Gilles Tchamba dirige depuis le dixième étage d’une tour de Brazzaville le groupe L’Archer, premier intermédiaire boursier de la zone CEMAC. En moins de cinq ans, sa structure a mobilisé près de 2 000 milliards de francs CFA pour des États de la région. En 2026, il s’associe à la Fondation BantuHub pour investir un million d’euros dans les startups congolaises. Portrait.
Derrière son large bureau situé au dixième étage de la tour des Assurances générales du Congo, en plein centre de Brazzaville, Gilles Tchamba savoure la vue sur la corniche et, par-delà le fleuve, sur les immeubles les plus hauts de Kinshasa. À 39 ans, le gamin né dans le quartier de Bacongo, quelques kilomètres plus à l’ouest, a construit en moins de cinq ans l’un des groupes financiers les plus actifs d’Afrique centrale. L’Archer Group est aujourd’hui le premier intermédiaire boursier de la zone CEMAC. Son fondateur n’avait pas prévu d’en arriver là.
Gilles Tchamba naît à Brazzaville et passe une partie de sa jeunesse à Pointe-Noire. Élève, il n’a pas de prédisposition particulière pour la finance. Sa passion va à l’histoire et à la géographie. Le goût pour les marchés financiers lui vient plus tard, pendant ses études supérieures à l’École Supérieure de Gestion et d’Administration des Entreprises, l’ESGAE, à Brazzaville, qu’il achève en 2009.

**DONNÉES ENREGISTRÉES:**
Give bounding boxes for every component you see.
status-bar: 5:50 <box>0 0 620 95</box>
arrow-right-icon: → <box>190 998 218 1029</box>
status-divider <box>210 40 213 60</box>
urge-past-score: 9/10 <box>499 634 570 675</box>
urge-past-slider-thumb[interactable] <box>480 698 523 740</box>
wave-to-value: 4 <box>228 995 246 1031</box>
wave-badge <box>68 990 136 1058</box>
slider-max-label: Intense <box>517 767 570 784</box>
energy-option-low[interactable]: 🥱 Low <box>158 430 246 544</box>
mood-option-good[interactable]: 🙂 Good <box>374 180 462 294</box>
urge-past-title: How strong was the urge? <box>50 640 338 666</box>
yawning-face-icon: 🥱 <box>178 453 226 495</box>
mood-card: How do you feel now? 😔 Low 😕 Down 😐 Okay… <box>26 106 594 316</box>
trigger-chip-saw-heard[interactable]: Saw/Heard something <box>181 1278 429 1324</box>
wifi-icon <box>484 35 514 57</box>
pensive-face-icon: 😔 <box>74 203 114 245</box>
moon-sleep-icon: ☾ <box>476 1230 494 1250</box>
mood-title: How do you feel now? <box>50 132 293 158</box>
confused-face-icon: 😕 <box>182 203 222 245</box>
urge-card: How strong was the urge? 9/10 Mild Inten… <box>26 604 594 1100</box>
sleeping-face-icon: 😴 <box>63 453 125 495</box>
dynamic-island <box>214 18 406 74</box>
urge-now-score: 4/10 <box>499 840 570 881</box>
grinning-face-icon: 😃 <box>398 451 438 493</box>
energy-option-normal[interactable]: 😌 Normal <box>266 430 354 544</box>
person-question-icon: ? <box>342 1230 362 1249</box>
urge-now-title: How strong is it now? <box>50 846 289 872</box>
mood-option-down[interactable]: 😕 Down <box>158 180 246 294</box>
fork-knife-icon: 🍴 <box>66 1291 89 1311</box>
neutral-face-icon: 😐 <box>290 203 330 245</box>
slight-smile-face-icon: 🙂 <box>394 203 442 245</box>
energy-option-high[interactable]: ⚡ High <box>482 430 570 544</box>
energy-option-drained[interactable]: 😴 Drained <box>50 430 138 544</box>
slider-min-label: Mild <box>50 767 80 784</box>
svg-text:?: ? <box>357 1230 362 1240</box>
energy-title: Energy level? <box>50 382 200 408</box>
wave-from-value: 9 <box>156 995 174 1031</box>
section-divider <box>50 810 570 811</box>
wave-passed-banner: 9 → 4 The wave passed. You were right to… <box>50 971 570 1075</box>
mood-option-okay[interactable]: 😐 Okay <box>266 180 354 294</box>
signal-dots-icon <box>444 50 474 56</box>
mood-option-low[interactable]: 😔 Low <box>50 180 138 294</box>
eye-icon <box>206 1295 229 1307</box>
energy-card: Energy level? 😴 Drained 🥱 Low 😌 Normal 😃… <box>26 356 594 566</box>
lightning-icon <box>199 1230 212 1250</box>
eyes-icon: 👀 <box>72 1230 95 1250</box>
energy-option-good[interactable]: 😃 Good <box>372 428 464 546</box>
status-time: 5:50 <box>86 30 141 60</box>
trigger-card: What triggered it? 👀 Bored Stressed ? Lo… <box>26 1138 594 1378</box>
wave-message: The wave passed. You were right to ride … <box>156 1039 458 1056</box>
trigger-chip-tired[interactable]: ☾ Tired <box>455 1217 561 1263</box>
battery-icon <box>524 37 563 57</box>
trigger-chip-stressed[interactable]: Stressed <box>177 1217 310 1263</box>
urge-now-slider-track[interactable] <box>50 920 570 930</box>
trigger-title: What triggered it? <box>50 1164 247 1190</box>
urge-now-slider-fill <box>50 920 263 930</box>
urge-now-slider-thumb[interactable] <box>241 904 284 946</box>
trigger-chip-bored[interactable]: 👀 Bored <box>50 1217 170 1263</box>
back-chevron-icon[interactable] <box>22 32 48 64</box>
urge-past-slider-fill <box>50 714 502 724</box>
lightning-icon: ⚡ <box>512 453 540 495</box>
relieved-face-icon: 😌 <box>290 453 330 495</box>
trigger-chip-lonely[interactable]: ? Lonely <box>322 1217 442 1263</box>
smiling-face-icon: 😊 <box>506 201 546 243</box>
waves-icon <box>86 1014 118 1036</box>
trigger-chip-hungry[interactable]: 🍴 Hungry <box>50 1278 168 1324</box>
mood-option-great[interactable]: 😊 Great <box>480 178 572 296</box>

**EXERCICES PROPOSÉS:**
- 1) D'après le portrait de Gilles Tchamba, en quelle année achève-t-il ses études à l'ESGAE ?
- 2) Restituez sans modification le passage du portrait de Gilles Tchamba qui s'ouvre sur les mots contenant "Derrière son large" et se clôt sur "d’en arriver là.".
Les entrées ne sont d'aucune utilité pour ce travail.

**CORRIGÉ DES EXERCICES:**
- 1) En 2009.

- 2)
Derrière son large bureau situé au dixième étage de la tour des Assurances générales du Congo, en plein centre de Brazzaville, Gilles Tchamba savoure la vue sur la corniche et, par-delà le fleuve, sur les immeubles les plus hauts de Kinshasa. À 39 ans, le gamin né dans le quartier de Bacongo, quelques kilomètres plus à l’ouest, a construit en moins de cinq ans l’un des groupes financiers les plus actifs d’Afrique centrale. L’Archer Group est aujourd’hui le premier intermédiaire boursier de la zone CEMAC. Son fondateur n’avait pas prévu d’en arriver là.